### Objective
Print all the data, keeping every line exactly as it is.

* start Data excerpts *

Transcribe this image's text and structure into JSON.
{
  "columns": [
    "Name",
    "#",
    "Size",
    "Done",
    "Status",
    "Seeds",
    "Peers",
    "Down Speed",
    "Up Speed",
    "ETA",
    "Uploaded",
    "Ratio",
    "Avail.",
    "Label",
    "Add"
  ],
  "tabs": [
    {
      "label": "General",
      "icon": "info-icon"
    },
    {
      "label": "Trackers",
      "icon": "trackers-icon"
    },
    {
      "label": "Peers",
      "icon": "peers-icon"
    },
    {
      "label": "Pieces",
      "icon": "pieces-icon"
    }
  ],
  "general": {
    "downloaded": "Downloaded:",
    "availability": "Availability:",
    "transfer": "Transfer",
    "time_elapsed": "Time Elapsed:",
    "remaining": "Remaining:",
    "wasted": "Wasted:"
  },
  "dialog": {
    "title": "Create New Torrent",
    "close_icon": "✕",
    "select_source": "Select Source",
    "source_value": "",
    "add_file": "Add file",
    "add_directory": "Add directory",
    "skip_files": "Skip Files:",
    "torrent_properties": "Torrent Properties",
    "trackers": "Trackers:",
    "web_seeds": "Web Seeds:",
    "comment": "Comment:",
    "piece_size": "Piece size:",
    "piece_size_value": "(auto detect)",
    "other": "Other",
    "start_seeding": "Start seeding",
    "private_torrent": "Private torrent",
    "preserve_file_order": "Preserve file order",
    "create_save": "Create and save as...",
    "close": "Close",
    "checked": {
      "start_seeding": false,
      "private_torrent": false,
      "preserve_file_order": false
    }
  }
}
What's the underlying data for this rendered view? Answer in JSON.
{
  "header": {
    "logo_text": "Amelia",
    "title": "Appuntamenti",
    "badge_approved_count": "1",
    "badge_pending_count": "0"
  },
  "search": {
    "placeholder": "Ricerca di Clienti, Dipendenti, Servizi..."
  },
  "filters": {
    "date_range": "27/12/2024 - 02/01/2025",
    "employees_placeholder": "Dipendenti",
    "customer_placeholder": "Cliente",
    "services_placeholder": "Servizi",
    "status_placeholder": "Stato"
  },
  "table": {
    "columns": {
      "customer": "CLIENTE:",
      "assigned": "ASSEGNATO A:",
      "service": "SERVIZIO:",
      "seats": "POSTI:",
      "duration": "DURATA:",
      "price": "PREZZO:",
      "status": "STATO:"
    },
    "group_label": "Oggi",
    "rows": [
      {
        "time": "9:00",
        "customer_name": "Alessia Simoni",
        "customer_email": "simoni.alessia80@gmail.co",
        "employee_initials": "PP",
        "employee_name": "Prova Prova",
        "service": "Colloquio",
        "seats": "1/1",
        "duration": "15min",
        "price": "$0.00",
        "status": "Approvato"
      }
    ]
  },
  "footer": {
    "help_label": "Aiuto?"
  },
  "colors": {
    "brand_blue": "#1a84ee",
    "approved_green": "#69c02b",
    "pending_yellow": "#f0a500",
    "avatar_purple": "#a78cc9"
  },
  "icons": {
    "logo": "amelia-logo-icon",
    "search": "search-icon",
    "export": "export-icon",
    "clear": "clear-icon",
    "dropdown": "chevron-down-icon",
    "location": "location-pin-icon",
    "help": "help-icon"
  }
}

* end Data excerpts *

### Full output
Transcribe this image's text and structure into JSON.
{
  "columns": [
    "Name",
    "#",
    "Size",
    "Done",
    "Status",
    "Seeds",
    "Peers",
    "Down Speed",
    "Up Speed",
    "ETA",
    "Uploaded",
    "Ratio",
    "Avail.",
    "Label",
    "Add"
  ],
  "tabs": [
    {
      "label": "General",
      "icon": "info-icon"
    },
    {
      "label": "Trackers",
      "icon": "trackers-icon"
    },
    {
      "label": "Peers",
      "icon": "peers-icon"
    },
    {
      "label": "Pieces",
      "icon": "pieces-icon"
    }
  ],
  "general": {
    "downloaded": "Downloaded:",
    "availability": "Availability:",
    "transfer": "Transfer",
    "time_elapsed": "Time Elapsed:",
    "remaining": "Remaining:",
    "wasted": "Wasted:"
  },
  "dialog": {
    "title": "Create New Torrent",
    "close_icon": "✕",
    "select_source": "Select Source",
    "source_value": "",
    "add_file": "Add file",
    "add_directory": "Add directory",
    "skip_files": "Skip Files:",
    "torrent_properties": "Torrent Properties",
    "trackers": "Trackers:",
    "web_seeds": "Web Seeds:",
    "comment": "Comment:",
    "piece_size": "Piece size:",
    "piece_size_value": "(auto detect)",
    "other": "Other",
    "start_seeding": "Start seeding",
    "private_torrent": "Private torrent",
    "preserve_file_order": "Preserve file order",
    "create_save": "Create and save as...",
    "close": "Close",
    "checked": {
      "start_seeding": false,
      "private_torrent": false,
      "preserve_file_order": false
    }
  }
}
What's the underlying data for this rendered view? Answer in JSON.
{
  "header": {
    "logo_text": "Amelia",
    "title": "Appuntamenti",
    "badge_approved_count": "1",
    "badge_pending_count": "0"
  },
  "search": {
    "placeholder": "Ricerca di Clienti, Dipendenti, Servizi..."
  },
  "filters": {
    "date_range": "27/12/2024 - 02/01/2025",
    "employees_placeholder": "Dipendenti",
    "customer_placeholder": "Cliente",
    "services_placeholder": "Servizi",
    "status_placeholder": "Stato"
  },
  "table": {
    "columns": {
      "customer": "CLIENTE:",
      "assigned": "ASSEGNATO A:",
      "service": "SERVIZIO:",
      "seats": "POSTI:",
      "duration": "DURATA:",
      "price": "PREZZO:",
      "status": "STATO:"
    },
    "group_label": "Oggi",
    "rows": [
      {
        "time": "9:00",
        "customer_name": "Alessia Simoni",
        "customer_email": "simoni.alessia80@gmail.co",
        "employee_initials": "PP",
        "employee_name": "Prova Prova",
        "service": "Colloquio",
        "seats": "1/1",
        "duration": "15min",
        "price": "$0.00",
        "status": "Approvato"
      }
    ]
  },
  "footer": {
    "help_label": "Aiuto?"
  },
  "colors": {
    "brand_blue": "#1a84ee",
    "approved_green": "#69c02b",
    "pending_yellow": "#f0a500",
    "avatar_purple": "#a78cc9"
  },
  "icons": {
    "logo": "amelia-logo-icon",
    "search": "search-icon",
    "export": "export-icon",
    "clear": "clear-icon",
    "dropdown": "chevron-down-icon",
    "location": "location-pin-icon",
    "help": "help-icon"
  }
}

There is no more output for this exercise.